[Stored data]
-- BEGIN --
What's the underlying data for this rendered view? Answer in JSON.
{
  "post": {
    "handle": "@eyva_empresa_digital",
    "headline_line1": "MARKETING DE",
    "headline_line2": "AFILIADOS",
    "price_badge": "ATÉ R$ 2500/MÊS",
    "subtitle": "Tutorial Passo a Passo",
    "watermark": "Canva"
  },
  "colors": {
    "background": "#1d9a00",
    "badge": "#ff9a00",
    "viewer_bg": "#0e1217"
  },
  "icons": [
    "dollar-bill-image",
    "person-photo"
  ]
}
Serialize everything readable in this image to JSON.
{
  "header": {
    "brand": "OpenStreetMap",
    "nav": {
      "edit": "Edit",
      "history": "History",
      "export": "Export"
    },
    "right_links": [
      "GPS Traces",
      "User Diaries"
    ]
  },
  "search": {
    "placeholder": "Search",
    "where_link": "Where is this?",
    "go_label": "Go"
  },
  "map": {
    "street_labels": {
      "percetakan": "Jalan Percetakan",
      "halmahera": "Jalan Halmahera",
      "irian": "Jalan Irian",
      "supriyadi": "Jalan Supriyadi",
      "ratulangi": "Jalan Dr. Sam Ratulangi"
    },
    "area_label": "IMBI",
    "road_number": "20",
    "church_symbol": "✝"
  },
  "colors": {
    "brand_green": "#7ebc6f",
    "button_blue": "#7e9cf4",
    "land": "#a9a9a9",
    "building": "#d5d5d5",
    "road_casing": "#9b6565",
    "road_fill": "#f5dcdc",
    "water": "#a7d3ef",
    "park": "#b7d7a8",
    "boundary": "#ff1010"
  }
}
-- END --
- _TO DO_: Find the lines holding "JSON" and list every one.

- _WRITTEN RESPONSE_:
What's the underlying data for this rendered view? Answer in JSON.
Serialize everything readable in this image to JSON.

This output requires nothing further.